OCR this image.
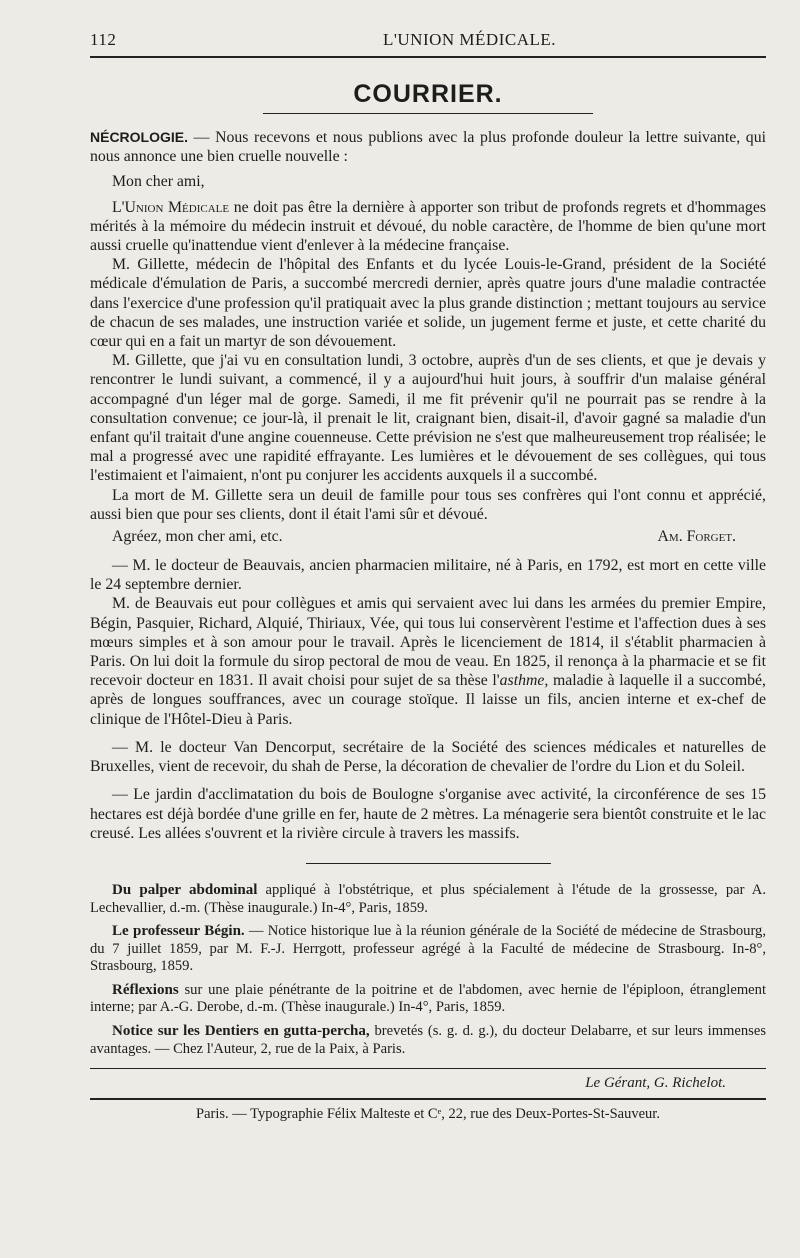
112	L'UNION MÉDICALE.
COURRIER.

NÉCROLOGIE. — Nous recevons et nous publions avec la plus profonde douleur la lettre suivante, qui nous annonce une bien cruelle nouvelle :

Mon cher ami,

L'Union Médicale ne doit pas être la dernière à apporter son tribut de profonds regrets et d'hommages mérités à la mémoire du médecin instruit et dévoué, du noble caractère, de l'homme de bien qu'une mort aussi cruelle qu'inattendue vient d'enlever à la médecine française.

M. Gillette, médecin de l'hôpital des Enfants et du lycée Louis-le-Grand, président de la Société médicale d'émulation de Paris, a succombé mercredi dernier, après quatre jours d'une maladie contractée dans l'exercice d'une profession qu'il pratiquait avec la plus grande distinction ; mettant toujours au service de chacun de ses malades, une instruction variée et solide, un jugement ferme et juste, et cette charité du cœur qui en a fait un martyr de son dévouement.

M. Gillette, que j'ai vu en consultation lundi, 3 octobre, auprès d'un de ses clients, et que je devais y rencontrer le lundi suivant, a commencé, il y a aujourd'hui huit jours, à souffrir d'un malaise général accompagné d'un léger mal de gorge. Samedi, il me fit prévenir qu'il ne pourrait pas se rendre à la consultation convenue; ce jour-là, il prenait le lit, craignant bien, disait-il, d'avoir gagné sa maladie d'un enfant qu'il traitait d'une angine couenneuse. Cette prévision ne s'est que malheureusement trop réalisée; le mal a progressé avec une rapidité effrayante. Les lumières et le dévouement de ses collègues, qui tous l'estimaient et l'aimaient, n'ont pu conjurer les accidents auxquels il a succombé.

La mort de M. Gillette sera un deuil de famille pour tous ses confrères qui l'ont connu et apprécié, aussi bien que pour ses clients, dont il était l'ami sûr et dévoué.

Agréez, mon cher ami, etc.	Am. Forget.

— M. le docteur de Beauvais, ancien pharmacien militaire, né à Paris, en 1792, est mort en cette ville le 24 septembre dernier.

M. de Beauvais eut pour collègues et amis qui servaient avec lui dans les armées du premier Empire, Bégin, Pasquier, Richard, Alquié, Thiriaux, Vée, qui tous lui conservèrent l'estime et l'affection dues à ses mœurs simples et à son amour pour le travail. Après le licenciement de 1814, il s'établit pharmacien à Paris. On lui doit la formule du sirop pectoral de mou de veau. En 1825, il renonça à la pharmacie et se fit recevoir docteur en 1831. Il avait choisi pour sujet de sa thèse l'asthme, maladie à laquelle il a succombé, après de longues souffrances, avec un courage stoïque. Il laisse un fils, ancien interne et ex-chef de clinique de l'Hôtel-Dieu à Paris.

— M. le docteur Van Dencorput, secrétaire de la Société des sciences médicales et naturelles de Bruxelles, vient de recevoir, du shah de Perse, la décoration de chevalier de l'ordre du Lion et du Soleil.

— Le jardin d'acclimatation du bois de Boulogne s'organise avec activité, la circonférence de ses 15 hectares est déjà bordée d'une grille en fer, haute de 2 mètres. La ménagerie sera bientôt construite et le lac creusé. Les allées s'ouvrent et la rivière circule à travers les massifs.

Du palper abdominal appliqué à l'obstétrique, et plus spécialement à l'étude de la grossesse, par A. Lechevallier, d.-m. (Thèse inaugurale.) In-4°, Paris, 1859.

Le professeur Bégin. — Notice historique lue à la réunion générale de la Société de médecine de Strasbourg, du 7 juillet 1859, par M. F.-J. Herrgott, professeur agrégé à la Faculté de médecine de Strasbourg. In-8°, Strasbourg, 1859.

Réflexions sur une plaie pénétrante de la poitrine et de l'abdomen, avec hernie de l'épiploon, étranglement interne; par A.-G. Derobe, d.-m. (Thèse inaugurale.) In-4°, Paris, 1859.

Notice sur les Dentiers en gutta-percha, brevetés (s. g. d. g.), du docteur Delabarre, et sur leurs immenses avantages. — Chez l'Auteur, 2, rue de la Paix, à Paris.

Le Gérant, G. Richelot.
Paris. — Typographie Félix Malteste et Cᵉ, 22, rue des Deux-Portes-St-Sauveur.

○ ○ ○ ○ ○ ○ ○

Print the full listing exactly, dropping the pictures.

Answer for the task
OCR this image.
112	L'UNION MÉDICALE.
COURRIER.

NÉCROLOGIE. — Nous recevons et nous publions avec la plus profonde douleur la lettre suivante, qui nous annonce une bien cruelle nouvelle :

Mon cher ami,

L'Union Médicale ne doit pas être la dernière à apporter son tribut de profonds regrets et d'hommages mérités à la mémoire du médecin instruit et dévoué, du noble caractère, de l'homme de bien qu'une mort aussi cruelle qu'inattendue vient d'enlever à la médecine française.

M. Gillette, médecin de l'hôpital des Enfants et du lycée Louis-le-Grand, président de la Société médicale d'émulation de Paris, a succombé mercredi dernier, après quatre jours d'une maladie contractée dans l'exercice d'une profession qu'il pratiquait avec la plus grande distinction ; mettant toujours au service de chacun de ses malades, une instruction variée et solide, un jugement ferme et juste, et cette charité du cœur qui en a fait un martyr de son dévouement.

M. Gillette, que j'ai vu en consultation lundi, 3 octobre, auprès d'un de ses clients, et que je devais y rencontrer le lundi suivant, a commencé, il y a aujourd'hui huit jours, à souffrir d'un malaise général accompagné d'un léger mal de gorge. Samedi, il me fit prévenir qu'il ne pourrait pas se rendre à la consultation convenue; ce jour-là, il prenait le lit, craignant bien, disait-il, d'avoir gagné sa maladie d'un enfant qu'il traitait d'une angine couenneuse. Cette prévision ne s'est que malheureusement trop réalisée; le mal a progressé avec une rapidité effrayante. Les lumières et le dévouement de ses collègues, qui tous l'estimaient et l'aimaient, n'ont pu conjurer les accidents auxquels il a succombé.

La mort de M. Gillette sera un deuil de famille pour tous ses confrères qui l'ont connu et apprécié, aussi bien que pour ses clients, dont il était l'ami sûr et dévoué.

Agréez, mon cher ami, etc.	Am. Forget.

— M. le docteur de Beauvais, ancien pharmacien militaire, né à Paris, en 1792, est mort en cette ville le 24 septembre dernier.

M. de Beauvais eut pour collègues et amis qui servaient avec lui dans les armées du premier Empire, Bégin, Pasquier, Richard, Alquié, Thiriaux, Vée, qui tous lui conservèrent l'estime et l'affection dues à ses mœurs simples et à son amour pour le travail. Après le licenciement de 1814, il s'établit pharmacien à Paris. On lui doit la formule du sirop pectoral de mou de veau. En 1825, il renonça à la pharmacie et se fit recevoir docteur en 1831. Il avait choisi pour sujet de sa thèse l'asthme, maladie à laquelle il a succombé, après de longues souffrances, avec un courage stoïque. Il laisse un fils, ancien interne et ex-chef de clinique de l'Hôtel-Dieu à Paris.

— M. le docteur Van Dencorput, secrétaire de la Société des sciences médicales et naturelles de Bruxelles, vient de recevoir, du shah de Perse, la décoration de chevalier de l'ordre du Lion et du Soleil.

— Le jardin d'acclimatation du bois de Boulogne s'organise avec activité, la circonférence de ses 15 hectares est déjà bordée d'une grille en fer, haute de 2 mètres. La ménagerie sera bientôt construite et le lac creusé. Les allées s'ouvrent et la rivière circule à travers les massifs.

Du palper abdominal appliqué à l'obstétrique, et plus spécialement à l'étude de la grossesse, par A. Lechevallier, d.-m. (Thèse inaugurale.) In-4°, Paris, 1859.

Le professeur Bégin. — Notice historique lue à la réunion générale de la Société de médecine de Strasbourg, du 7 juillet 1859, par M. F.-J. Herrgott, professeur agrégé à la Faculté de médecine de Strasbourg. In-8°, Strasbourg, 1859.

Réflexions sur une plaie pénétrante de la poitrine et de l'abdomen, avec hernie de l'épiploon, étranglement interne; par A.-G. Derobe, d.-m. (Thèse inaugurale.) In-4°, Paris, 1859.

Notice sur les Dentiers en gutta-percha, brevetés (s. g. d. g.), du docteur Delabarre, et sur leurs immenses avantages. — Chez l'Auteur, 2, rue de la Paix, à Paris.

Le Gérant, G. Richelot.
Paris. — Typographie Félix Malteste et Cᵉ, 22, rue des Deux-Portes-St-Sauveur.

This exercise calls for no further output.